## WRITTEN TASK
Sift the material for lines containing "document", and return them.

## DATA FOR PROCESSING
******

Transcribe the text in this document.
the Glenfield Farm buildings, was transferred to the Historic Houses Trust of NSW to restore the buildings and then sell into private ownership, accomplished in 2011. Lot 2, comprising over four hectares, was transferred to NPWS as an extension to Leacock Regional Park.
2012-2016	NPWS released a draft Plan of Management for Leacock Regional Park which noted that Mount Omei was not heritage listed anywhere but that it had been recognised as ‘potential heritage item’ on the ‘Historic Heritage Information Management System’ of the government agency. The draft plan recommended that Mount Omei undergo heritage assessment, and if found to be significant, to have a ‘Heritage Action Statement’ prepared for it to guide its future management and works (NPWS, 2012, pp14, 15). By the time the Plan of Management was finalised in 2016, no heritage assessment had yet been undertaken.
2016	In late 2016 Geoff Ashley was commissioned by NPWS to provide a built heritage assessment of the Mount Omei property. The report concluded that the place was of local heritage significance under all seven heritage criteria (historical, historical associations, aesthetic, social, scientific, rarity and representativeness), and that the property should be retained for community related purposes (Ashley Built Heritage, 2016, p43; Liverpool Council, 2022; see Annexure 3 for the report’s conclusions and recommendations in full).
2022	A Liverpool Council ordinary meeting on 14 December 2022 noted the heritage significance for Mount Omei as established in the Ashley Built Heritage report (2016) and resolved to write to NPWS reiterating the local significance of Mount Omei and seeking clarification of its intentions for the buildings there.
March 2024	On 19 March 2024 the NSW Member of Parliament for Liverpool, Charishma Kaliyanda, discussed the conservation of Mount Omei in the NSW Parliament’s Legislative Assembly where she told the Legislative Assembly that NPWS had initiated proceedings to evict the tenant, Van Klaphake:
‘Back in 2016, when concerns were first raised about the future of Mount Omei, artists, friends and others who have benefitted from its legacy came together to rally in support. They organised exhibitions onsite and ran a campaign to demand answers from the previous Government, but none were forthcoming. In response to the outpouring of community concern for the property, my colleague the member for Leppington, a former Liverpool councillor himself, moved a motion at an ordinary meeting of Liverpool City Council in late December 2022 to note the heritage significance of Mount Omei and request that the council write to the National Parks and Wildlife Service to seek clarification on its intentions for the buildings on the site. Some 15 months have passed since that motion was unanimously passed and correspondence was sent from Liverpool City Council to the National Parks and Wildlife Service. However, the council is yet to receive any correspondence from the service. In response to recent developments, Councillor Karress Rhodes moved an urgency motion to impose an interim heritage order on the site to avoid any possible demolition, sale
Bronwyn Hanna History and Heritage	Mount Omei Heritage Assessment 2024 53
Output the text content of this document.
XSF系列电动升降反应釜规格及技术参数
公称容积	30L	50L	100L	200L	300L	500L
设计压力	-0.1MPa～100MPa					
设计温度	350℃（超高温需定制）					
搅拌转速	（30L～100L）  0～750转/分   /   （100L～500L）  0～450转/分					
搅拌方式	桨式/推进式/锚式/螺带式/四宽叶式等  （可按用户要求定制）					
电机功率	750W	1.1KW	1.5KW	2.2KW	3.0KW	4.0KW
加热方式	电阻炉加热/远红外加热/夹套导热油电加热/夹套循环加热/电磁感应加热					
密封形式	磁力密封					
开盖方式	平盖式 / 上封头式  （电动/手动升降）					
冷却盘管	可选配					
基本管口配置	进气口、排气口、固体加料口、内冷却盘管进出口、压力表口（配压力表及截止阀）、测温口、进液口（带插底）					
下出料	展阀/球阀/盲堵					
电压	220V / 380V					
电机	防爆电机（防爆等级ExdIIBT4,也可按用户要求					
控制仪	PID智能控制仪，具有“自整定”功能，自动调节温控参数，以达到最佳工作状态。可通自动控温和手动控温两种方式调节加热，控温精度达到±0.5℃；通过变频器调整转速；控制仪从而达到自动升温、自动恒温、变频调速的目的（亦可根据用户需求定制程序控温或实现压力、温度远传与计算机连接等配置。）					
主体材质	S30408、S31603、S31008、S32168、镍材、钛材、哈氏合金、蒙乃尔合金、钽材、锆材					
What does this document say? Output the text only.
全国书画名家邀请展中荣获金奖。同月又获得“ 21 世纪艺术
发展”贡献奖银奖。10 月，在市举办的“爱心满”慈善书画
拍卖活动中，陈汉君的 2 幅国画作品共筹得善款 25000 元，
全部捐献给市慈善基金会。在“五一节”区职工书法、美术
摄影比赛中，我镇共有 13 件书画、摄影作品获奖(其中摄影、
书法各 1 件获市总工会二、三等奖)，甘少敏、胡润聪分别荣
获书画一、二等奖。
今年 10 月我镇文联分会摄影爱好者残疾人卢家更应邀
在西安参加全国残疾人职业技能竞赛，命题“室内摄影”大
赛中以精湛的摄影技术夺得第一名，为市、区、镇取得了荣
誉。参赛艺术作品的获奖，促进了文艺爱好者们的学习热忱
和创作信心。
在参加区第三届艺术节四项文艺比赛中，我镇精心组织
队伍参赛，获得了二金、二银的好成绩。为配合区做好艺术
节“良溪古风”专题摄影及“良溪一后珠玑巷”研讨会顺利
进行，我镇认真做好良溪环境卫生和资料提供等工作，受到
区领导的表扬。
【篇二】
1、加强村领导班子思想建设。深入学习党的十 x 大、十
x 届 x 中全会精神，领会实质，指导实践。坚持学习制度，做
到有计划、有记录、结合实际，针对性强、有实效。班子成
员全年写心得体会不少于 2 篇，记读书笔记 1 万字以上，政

******

## THE SOLUTION
Transcribe the text in this document.
Output the text content of this document.
What does this document say? Output the text only.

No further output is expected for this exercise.